What to do — Leave out the pictures and repeat everything else in the records exactly.

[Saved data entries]
==============================
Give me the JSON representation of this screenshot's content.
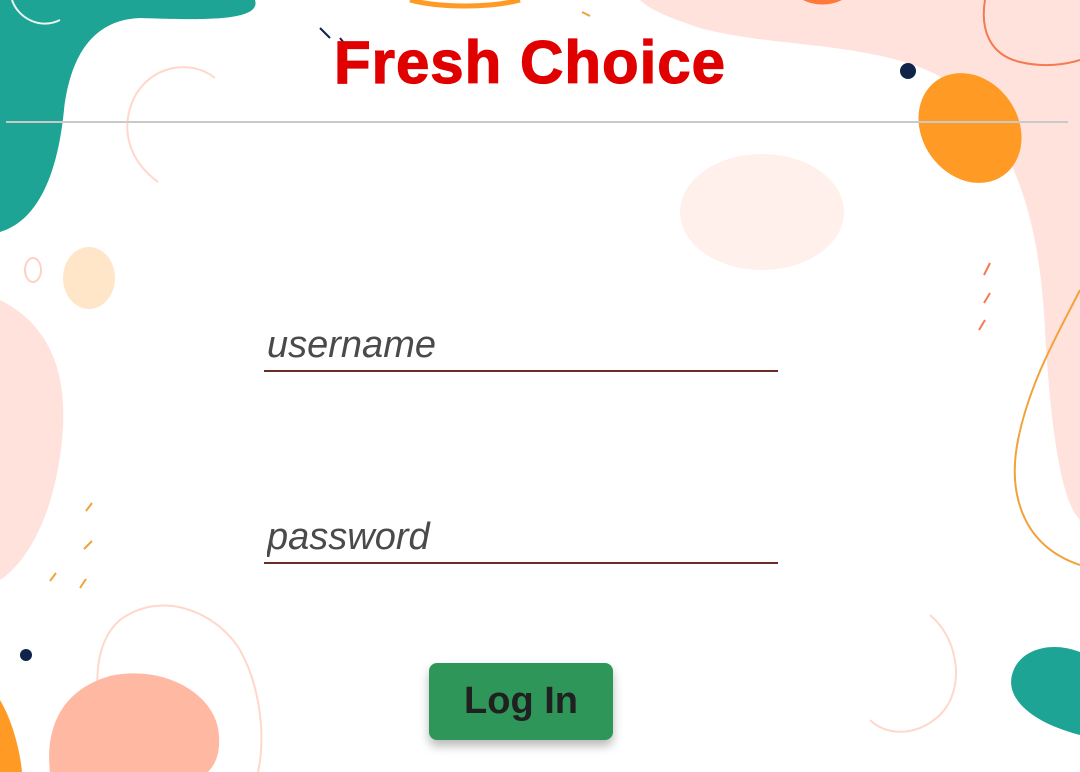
{
  "app": {
    "title": "Fresh Choice"
  },
  "form": {
    "username_placeholder": "username",
    "password_placeholder": "password",
    "login_label": "Log In"
  },
  "colors": {
    "title": "#e00000",
    "login_button": "#2e9659",
    "teal_blob": "#1ea494",
    "orange_blob": "#ff9a25",
    "peach_blob": "#ffb9a3",
    "pink_blob": "#ffe2dc"
  }
}
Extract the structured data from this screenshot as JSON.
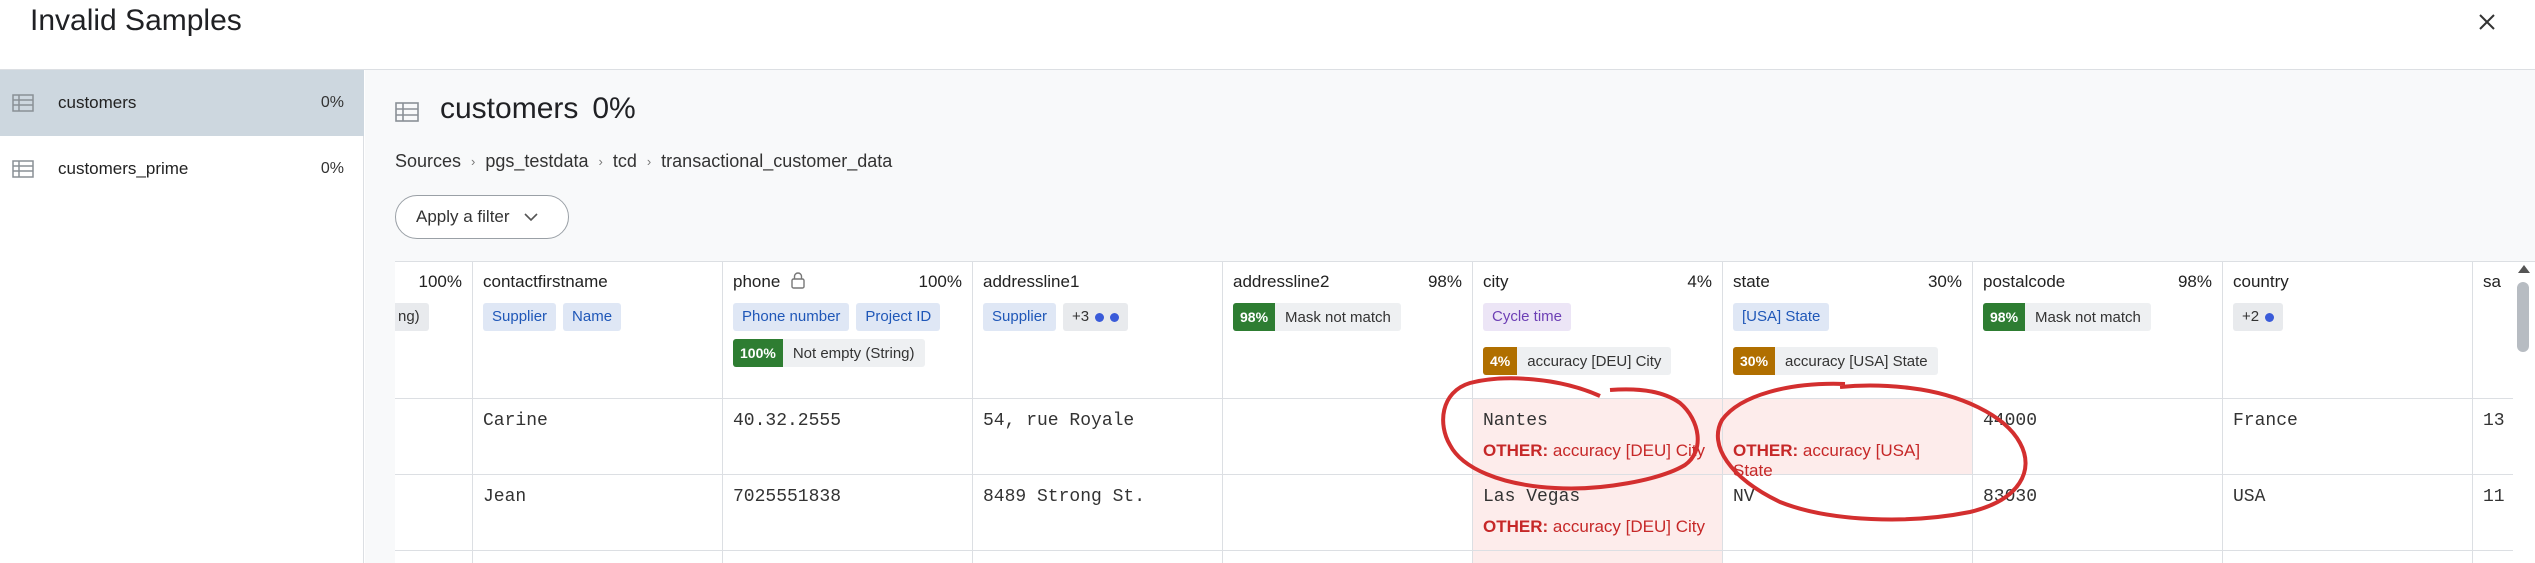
{
  "dialog": {
    "title": "Invalid Samples"
  },
  "sidebar": {
    "items": [
      {
        "label": "customers",
        "pct": "0%"
      },
      {
        "label": "customers_prime",
        "pct": "0%"
      }
    ]
  },
  "header": {
    "title": "customers",
    "pct": "0%"
  },
  "breadcrumb": [
    "Sources",
    "pgs_testdata",
    "tcd",
    "transactional_customer_data"
  ],
  "filter": {
    "label": "Apply a filter"
  },
  "columns": {
    "c0": {
      "pct": "100%",
      "tag": "ng)"
    },
    "contactfirstname": {
      "name": "contactfirstname",
      "tags": [
        "Supplier",
        "Name"
      ],
      "rows": [
        "Carine",
        "Jean"
      ]
    },
    "phone": {
      "name": "phone",
      "pct": "100%",
      "tags": [
        "Phone number",
        "Project ID"
      ],
      "rule": {
        "badge": "100%",
        "text": "Not empty (String)"
      },
      "rows": [
        "40.32.2555",
        "7025551838"
      ]
    },
    "addressline1": {
      "name": "addressline1",
      "tags": [
        "Supplier",
        "+3"
      ],
      "rows": [
        "54, rue Royale",
        "8489 Strong St."
      ]
    },
    "addressline2": {
      "name": "addressline2",
      "pct": "98%",
      "rule": {
        "badge": "98%",
        "text": "Mask not match"
      }
    },
    "city": {
      "name": "city",
      "pct": "4%",
      "tags": [
        "Cycle time"
      ],
      "rule": {
        "badge": "4%",
        "text": "accuracy [DEU] City"
      },
      "rows": [
        "Nantes",
        "Las Vegas"
      ],
      "error_prefix": "OTHER:",
      "error_text": "accuracy [DEU] City"
    },
    "state": {
      "name": "state",
      "pct": "30%",
      "tags": [
        "[USA] State"
      ],
      "rule": {
        "badge": "30%",
        "text": "accuracy [USA] State"
      },
      "rows": [
        "",
        "NV"
      ],
      "error_prefix": "OTHER:",
      "error_text": "accuracy [USA] State"
    },
    "postalcode": {
      "name": "postalcode",
      "pct": "98%",
      "rule": {
        "badge": "98%",
        "text": "Mask not match"
      },
      "rows": [
        "44000",
        "83030"
      ]
    },
    "country": {
      "name": "country",
      "tags": [
        "+2"
      ],
      "rows": [
        "France",
        "USA"
      ]
    },
    "sa": {
      "name": "sa",
      "rows": [
        "13",
        "11"
      ]
    }
  },
  "colors": {
    "accent_green": "#2e7d32",
    "accent_amber": "#b06f00",
    "error": "#c62828",
    "annotation": "#d32f2f"
  }
}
==============================
Solution for this exercise —
Give me the JSON representation of this screenshot's content.
{
  "app": {
    "title": "Fresh Choice"
  },
  "form": {
    "username_placeholder": "username",
    "password_placeholder": "password",
    "login_label": "Log In"
  },
  "colors": {
    "title": "#e00000",
    "login_button": "#2e9659",
    "teal_blob": "#1ea494",
    "orange_blob": "#ff9a25",
    "peach_blob": "#ffb9a3",
    "pink_blob": "#ffe2dc"
  }
}
Extract the structured data from this screenshot as JSON.
{
  "dialog": {
    "title": "Invalid Samples"
  },
  "sidebar": {
    "items": [
      {
        "label": "customers",
        "pct": "0%"
      },
      {
        "label": "customers_prime",
        "pct": "0%"
      }
    ]
  },
  "header": {
    "title": "customers",
    "pct": "0%"
  },
  "breadcrumb": [
    "Sources",
    "pgs_testdata",
    "tcd",
    "transactional_customer_data"
  ],
  "filter": {
    "label": "Apply a filter"
  },
  "columns": {
    "c0": {
      "pct": "100%",
      "tag": "ng)"
    },
    "contactfirstname": {
      "name": "contactfirstname",
      "tags": [
        "Supplier",
        "Name"
      ],
      "rows": [
        "Carine",
        "Jean"
      ]
    },
    "phone": {
      "name": "phone",
      "pct": "100%",
      "tags": [
        "Phone number",
        "Project ID"
      ],
      "rule": {
        "badge": "100%",
        "text": "Not empty (String)"
      },
      "rows": [
        "40.32.2555",
        "7025551838"
      ]
    },
    "addressline1": {
      "name": "addressline1",
      "tags": [
        "Supplier",
        "+3"
      ],
      "rows": [
        "54, rue Royale",
        "8489 Strong St."
      ]
    },
    "addressline2": {
      "name": "addressline2",
      "pct": "98%",
      "rule": {
        "badge": "98%",
        "text": "Mask not match"
      }
    },
    "city": {
      "name": "city",
      "pct": "4%",
      "tags": [
        "Cycle time"
      ],
      "rule": {
        "badge": "4%",
        "text": "accuracy [DEU] City"
      },
      "rows": [
        "Nantes",
        "Las Vegas"
      ],
      "error_prefix": "OTHER:",
      "error_text": "accuracy [DEU] City"
    },
    "state": {
      "name": "state",
      "pct": "30%",
      "tags": [
        "[USA] State"
      ],
      "rule": {
        "badge": "30%",
        "text": "accuracy [USA] State"
      },
      "rows": [
        "",
        "NV"
      ],
      "error_prefix": "OTHER:",
      "error_text": "accuracy [USA] State"
    },
    "postalcode": {
      "name": "postalcode",
      "pct": "98%",
      "rule": {
        "badge": "98%",
        "text": "Mask not match"
      },
      "rows": [
        "44000",
        "83030"
      ]
    },
    "country": {
      "name": "country",
      "tags": [
        "+2"
      ],
      "rows": [
        "France",
        "USA"
      ]
    },
    "sa": {
      "name": "sa",
      "rows": [
        "13",
        "11"
      ]
    }
  },
  "colors": {
    "accent_green": "#2e7d32",
    "accent_amber": "#b06f00",
    "error": "#c62828",
    "annotation": "#d32f2f"
  }
}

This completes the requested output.